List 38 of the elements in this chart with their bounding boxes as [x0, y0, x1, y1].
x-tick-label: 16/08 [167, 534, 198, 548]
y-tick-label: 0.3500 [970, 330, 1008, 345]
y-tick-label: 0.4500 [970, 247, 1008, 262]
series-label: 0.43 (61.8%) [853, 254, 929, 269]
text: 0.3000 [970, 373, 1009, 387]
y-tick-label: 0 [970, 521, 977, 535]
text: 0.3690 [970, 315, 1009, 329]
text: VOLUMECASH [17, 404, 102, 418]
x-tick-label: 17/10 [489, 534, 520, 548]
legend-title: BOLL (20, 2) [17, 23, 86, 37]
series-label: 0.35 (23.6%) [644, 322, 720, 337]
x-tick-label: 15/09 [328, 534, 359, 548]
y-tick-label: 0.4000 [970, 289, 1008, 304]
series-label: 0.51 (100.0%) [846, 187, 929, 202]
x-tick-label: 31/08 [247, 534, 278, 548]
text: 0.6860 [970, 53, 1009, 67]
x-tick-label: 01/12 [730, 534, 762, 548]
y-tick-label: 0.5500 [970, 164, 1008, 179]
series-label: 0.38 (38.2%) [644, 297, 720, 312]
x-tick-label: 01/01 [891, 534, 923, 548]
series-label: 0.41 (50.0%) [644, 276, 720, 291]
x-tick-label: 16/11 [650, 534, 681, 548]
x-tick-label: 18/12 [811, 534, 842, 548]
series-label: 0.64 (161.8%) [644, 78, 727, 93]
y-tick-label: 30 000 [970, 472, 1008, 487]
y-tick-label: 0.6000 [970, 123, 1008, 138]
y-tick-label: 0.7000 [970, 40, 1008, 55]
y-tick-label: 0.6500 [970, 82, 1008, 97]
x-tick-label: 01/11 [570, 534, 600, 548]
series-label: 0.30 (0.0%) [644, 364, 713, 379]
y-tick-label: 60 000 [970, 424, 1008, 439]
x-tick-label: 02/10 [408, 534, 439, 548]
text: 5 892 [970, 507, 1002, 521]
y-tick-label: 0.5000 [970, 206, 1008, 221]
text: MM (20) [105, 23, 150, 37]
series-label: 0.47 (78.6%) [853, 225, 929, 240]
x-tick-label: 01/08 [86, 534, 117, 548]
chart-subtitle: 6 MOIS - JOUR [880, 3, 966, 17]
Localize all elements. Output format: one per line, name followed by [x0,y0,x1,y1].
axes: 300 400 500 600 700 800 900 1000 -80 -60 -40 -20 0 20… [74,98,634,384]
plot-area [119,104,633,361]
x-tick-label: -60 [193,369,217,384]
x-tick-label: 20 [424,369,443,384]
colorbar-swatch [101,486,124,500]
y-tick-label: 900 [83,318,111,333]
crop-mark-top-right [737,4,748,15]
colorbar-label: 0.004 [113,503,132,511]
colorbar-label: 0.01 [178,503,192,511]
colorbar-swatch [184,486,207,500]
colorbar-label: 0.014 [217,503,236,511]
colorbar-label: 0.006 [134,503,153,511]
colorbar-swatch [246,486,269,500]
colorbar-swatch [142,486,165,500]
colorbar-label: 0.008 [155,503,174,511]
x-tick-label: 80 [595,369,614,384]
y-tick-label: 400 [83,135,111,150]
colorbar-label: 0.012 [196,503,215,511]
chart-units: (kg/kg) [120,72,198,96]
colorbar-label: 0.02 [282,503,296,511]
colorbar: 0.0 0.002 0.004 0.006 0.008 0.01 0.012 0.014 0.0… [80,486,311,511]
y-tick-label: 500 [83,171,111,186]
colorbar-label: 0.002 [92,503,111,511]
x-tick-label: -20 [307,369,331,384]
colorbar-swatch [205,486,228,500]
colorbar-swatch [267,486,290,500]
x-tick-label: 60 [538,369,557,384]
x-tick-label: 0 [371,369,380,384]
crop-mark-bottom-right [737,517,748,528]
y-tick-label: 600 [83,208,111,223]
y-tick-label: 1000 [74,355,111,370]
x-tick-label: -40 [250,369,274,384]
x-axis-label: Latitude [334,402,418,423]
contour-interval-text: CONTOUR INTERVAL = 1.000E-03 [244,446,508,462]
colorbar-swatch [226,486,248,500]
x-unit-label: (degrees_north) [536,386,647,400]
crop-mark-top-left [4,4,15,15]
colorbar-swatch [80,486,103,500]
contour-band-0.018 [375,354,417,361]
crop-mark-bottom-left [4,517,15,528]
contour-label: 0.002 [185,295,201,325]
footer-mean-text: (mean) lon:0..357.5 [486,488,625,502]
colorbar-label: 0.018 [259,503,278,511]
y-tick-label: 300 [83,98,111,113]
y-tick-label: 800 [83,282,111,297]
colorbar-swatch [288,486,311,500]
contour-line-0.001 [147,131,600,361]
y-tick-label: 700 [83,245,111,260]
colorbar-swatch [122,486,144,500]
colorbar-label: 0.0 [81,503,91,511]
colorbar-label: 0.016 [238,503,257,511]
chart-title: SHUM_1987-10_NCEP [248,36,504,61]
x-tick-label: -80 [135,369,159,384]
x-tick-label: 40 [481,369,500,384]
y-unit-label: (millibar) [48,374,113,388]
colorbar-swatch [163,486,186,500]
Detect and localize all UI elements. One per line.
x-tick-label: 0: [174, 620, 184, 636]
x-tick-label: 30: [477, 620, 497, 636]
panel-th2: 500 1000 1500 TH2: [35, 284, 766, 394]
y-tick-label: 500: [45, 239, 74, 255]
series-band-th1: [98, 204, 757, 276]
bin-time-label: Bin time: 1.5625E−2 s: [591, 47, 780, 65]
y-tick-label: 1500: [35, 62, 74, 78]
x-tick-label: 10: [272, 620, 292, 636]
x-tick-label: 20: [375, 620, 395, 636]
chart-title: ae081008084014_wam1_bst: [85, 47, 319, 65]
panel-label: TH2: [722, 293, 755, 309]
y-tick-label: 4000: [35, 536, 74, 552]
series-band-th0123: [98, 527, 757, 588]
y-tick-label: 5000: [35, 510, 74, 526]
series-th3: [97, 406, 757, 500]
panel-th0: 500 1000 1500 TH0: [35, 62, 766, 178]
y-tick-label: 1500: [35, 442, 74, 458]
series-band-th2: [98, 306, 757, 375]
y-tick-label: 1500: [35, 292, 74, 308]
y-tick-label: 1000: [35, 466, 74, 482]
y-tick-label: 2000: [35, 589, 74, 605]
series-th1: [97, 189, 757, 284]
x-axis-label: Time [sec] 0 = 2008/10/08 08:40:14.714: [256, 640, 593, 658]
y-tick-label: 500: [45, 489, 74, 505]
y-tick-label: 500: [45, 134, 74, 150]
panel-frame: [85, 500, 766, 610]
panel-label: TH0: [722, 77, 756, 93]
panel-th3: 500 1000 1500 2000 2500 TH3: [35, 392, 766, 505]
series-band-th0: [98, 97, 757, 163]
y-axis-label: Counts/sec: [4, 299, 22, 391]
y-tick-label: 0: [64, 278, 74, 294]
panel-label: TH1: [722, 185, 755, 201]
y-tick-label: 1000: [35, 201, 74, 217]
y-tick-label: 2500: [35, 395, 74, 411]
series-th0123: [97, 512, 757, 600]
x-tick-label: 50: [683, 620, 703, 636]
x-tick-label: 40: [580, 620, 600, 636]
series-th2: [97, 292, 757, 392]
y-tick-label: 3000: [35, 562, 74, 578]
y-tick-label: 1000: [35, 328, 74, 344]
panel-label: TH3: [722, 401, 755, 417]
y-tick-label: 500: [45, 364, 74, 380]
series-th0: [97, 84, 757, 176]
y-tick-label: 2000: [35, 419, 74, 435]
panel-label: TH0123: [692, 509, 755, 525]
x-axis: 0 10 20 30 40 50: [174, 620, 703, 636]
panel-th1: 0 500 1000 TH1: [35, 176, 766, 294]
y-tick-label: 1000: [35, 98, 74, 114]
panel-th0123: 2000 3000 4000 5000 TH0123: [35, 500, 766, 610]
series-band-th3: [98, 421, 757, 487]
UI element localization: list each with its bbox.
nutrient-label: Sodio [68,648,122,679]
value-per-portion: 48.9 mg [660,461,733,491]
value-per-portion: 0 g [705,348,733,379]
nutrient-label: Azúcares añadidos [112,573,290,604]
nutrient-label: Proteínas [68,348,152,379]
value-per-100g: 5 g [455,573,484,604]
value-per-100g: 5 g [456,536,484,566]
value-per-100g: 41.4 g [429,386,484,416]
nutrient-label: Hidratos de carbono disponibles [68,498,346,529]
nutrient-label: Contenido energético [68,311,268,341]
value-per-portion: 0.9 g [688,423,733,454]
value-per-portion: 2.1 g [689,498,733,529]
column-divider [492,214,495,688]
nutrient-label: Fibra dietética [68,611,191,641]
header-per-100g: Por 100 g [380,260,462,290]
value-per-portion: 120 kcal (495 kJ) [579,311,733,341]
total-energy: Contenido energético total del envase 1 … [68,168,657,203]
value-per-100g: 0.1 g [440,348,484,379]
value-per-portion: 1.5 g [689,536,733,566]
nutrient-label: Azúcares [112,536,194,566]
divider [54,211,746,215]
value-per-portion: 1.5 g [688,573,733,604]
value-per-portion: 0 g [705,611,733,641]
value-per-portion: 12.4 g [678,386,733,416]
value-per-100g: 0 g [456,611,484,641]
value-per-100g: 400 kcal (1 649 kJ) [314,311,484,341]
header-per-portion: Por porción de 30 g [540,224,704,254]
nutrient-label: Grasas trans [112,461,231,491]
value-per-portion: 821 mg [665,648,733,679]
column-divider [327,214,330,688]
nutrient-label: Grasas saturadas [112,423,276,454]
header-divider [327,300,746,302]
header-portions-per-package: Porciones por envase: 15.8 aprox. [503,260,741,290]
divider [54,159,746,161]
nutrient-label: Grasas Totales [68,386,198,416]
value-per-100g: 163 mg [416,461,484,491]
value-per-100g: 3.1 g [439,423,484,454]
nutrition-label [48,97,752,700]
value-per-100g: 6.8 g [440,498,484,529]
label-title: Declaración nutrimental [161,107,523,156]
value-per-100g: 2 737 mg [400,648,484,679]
_ _ _ _ _
- _Stated task_: Recast the rows above, from the very first line through the line containing "text: 0.6860 [970, 53, 1009, 67]", as a Markdown table with two columns, Line No. and Row Text. Include both end lines, put each line in its own row with its number, and leave out any blank lines.

- _Output for this task_:
| Line No. | Row Text |
|---|---|
| 1 | List 38 of the elements in this chart with their bounding boxes as [x0, y0, x1, y1]. |
| 2 | x-tick-label: 16/08 [167, 534, 198, 548] |
| 3 | y-tick-label: 0.3500 [970, 330, 1008, 345] |
| 4 | y-tick-label: 0.4500 [970, 247, 1008, 262] |
| 5 | series-label: 0.43 (61.8%) [853, 254, 929, 269] |
| 6 | text: 0.3000 [970, 373, 1009, 387] |
| 7 | y-tick-label: 0 [970, 521, 977, 535] |
| 8 | text: 0.3690 [970, 315, 1009, 329] |
| 9 | text: VOLUMECASH [17, 404, 102, 418] |
| 10 | x-tick-label: 17/10 [489, 534, 520, 548] |
| 11 | legend-title: BOLL (20, 2) [17, 23, 86, 37] |
| 12 | series-label: 0.35 (23.6%) [644, 322, 720, 337] |
| 13 | x-tick-label: 15/09 [328, 534, 359, 548] |
| 14 | y-tick-label: 0.4000 [970, 289, 1008, 304] |
| 15 | series-label: 0.51 (100.0%) [846, 187, 929, 202] |
| 16 | x-tick-label: 31/08 [247, 534, 278, 548] |
| 17 | text: 0.6860 [970, 53, 1009, 67] |